# Set problem
Retype the material that follows, keeping every word as it is.

# Data section
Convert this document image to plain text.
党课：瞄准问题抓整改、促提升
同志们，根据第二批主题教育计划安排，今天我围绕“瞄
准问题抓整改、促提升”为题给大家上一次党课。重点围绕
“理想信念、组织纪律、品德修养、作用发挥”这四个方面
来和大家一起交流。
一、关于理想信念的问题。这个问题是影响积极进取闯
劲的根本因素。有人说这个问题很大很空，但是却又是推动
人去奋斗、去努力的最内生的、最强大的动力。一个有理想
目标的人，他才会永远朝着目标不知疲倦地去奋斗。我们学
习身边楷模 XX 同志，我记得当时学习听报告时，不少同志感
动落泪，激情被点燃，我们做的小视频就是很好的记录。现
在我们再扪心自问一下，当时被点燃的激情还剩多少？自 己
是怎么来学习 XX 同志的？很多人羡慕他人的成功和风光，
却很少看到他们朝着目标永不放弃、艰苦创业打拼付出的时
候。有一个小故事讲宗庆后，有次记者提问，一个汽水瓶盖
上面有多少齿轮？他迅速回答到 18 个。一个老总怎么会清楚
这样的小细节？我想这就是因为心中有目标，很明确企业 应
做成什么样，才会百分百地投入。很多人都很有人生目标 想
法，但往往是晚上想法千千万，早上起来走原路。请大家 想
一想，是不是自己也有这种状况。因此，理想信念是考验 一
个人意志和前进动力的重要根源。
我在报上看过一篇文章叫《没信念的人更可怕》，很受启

# Expected answer
Convert this document image to plain text.
党课：瞄准问题抓整改、促提升
同志们，根据第二批主题教育计划安排，今天我围绕“瞄
准问题抓整改、促提升”为题给大家上一次党课。重点围绕
“理想信念、组织纪律、品德修养、作用发挥”这四个方面
来和大家一起交流。
一、关于理想信念的问题。这个问题是影响积极进取闯
劲的根本因素。有人说这个问题很大很空，但是却又是推动
人去奋斗、去努力的最内生的、最强大的动力。一个有理想
目标的人，他才会永远朝着目标不知疲倦地去奋斗。我们学
习身边楷模 XX 同志，我记得当时学习听报告时，不少同志感
动落泪，激情被点燃，我们做的小视频就是很好的记录。现
在我们再扪心自问一下，当时被点燃的激情还剩多少？自 己
是怎么来学习 XX 同志的？很多人羡慕他人的成功和风光，
却很少看到他们朝着目标永不放弃、艰苦创业打拼付出的时
候。有一个小故事讲宗庆后，有次记者提问，一个汽水瓶盖
上面有多少齿轮？他迅速回答到 18 个。一个老总怎么会清楚
这样的小细节？我想这就是因为心中有目标，很明确企业 应
做成什么样，才会百分百地投入。很多人都很有人生目标 想
法，但往往是晚上想法千千万，早上起来走原路。请大家 想
一想，是不是自己也有这种状况。因此，理想信念是考验 一
个人意志和前进动力的重要根源。
我在报上看过一篇文章叫《没信念的人更可怕》，很受启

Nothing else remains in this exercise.